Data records
— START —
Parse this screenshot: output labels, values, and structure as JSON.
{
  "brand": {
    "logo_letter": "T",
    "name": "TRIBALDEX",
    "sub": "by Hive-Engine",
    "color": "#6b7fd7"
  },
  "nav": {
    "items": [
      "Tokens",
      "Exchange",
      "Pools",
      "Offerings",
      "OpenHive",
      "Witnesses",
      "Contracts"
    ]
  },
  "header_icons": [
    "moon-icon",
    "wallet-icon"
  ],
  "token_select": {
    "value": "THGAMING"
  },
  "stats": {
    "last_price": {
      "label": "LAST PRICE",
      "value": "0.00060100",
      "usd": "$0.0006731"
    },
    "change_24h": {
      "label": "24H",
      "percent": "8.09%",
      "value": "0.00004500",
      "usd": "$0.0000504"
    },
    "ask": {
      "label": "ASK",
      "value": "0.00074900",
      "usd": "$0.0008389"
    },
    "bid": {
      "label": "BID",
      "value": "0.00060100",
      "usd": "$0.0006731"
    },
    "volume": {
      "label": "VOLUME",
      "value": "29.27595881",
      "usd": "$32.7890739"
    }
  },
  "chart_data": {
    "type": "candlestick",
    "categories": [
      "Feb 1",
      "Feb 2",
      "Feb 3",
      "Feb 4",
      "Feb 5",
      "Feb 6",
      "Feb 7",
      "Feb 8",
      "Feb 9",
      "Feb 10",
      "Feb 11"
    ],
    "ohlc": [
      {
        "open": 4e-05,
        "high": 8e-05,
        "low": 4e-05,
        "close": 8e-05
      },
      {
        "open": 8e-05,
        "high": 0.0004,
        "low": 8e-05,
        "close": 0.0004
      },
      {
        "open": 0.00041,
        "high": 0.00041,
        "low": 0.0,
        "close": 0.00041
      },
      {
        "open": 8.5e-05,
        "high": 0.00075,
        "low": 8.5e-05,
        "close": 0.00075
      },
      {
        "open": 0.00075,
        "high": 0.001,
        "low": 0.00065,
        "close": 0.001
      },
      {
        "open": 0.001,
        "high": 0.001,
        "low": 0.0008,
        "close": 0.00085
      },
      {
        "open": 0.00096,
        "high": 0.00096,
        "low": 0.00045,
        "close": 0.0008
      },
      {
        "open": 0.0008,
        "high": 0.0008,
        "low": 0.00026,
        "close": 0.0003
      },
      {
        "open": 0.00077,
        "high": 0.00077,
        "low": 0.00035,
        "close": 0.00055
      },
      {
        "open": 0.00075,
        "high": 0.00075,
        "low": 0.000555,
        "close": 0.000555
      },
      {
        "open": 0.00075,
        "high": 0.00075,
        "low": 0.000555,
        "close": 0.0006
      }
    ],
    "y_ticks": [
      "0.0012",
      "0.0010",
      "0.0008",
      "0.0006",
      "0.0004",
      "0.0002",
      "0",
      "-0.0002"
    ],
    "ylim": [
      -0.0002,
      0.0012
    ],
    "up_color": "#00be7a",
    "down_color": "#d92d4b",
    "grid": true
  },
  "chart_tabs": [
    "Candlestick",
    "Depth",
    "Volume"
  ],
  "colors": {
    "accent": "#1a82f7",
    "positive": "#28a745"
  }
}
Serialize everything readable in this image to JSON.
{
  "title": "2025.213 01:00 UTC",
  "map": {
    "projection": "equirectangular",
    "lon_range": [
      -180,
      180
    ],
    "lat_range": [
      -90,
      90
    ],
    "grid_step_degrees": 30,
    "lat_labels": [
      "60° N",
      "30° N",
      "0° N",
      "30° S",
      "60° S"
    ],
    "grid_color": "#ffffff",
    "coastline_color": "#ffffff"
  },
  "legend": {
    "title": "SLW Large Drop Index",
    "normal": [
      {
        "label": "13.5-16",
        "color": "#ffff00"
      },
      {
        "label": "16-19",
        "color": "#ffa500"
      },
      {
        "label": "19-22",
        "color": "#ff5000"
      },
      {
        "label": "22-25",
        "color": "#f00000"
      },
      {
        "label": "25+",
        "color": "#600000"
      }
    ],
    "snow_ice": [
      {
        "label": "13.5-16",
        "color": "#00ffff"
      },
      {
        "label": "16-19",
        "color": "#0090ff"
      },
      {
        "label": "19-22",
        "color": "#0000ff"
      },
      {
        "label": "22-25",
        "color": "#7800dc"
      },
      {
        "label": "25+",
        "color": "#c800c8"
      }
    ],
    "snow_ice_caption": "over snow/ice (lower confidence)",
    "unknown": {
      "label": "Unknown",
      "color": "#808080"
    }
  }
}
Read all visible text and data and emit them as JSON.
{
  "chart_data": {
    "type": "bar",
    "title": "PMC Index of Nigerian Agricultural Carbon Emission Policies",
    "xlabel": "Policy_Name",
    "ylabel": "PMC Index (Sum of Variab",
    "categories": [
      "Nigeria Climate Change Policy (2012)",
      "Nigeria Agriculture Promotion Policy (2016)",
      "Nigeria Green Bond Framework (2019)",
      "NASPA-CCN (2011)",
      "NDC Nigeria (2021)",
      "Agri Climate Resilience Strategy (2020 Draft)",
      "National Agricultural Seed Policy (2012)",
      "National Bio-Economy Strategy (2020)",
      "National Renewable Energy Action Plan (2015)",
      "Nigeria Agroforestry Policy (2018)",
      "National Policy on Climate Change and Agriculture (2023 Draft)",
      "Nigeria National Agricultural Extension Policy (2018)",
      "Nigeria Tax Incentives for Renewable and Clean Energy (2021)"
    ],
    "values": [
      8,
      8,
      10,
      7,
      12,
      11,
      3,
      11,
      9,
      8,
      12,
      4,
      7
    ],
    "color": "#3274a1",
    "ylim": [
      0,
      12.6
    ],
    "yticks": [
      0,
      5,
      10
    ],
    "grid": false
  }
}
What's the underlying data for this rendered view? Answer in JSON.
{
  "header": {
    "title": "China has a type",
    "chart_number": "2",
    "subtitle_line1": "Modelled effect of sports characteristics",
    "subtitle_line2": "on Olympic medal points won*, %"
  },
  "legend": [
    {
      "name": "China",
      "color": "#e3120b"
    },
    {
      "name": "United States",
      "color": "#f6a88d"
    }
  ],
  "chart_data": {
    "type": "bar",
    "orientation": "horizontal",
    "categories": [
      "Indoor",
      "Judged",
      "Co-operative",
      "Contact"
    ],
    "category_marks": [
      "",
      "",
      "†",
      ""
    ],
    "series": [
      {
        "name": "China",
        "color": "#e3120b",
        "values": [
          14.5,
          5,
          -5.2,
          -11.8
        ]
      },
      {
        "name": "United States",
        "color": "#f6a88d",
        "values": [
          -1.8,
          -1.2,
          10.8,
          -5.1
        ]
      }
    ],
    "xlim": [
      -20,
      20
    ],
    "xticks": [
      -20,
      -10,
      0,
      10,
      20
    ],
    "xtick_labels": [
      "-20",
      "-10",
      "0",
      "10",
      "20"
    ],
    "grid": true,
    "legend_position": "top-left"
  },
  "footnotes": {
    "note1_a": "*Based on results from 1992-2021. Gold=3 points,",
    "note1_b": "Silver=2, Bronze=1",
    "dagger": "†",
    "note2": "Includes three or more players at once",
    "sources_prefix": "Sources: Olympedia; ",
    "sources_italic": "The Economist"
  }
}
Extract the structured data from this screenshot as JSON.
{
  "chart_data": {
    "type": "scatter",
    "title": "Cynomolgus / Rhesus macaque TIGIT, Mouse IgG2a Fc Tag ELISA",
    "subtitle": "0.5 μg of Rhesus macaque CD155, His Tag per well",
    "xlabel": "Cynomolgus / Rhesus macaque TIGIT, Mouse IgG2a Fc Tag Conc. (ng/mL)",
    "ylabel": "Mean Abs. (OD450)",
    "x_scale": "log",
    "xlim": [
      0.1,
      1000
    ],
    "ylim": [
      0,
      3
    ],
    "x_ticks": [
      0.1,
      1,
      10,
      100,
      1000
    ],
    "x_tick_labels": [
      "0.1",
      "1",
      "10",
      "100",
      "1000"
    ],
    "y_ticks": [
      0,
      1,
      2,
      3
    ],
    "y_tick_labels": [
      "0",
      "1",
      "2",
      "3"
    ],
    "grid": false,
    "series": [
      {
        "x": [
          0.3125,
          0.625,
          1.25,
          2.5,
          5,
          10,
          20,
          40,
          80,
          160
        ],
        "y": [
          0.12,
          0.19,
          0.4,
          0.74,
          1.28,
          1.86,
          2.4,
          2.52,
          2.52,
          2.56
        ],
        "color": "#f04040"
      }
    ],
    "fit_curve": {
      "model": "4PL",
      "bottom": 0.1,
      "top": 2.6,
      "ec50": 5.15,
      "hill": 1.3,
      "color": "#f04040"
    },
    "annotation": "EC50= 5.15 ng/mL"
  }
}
— END —
Work to do —
Copy out every line in the entries above that holds "Cynomolgus".

Solution for this problem —
    "title": "Cynomolgus / Rhesus macaque TIGIT, Mouse IgG2a Fc Tag ELISA",
    "xlabel": "Cynomolgus / Rhesus macaque TIGIT, Mouse IgG2a Fc Tag Conc. (ng/mL)",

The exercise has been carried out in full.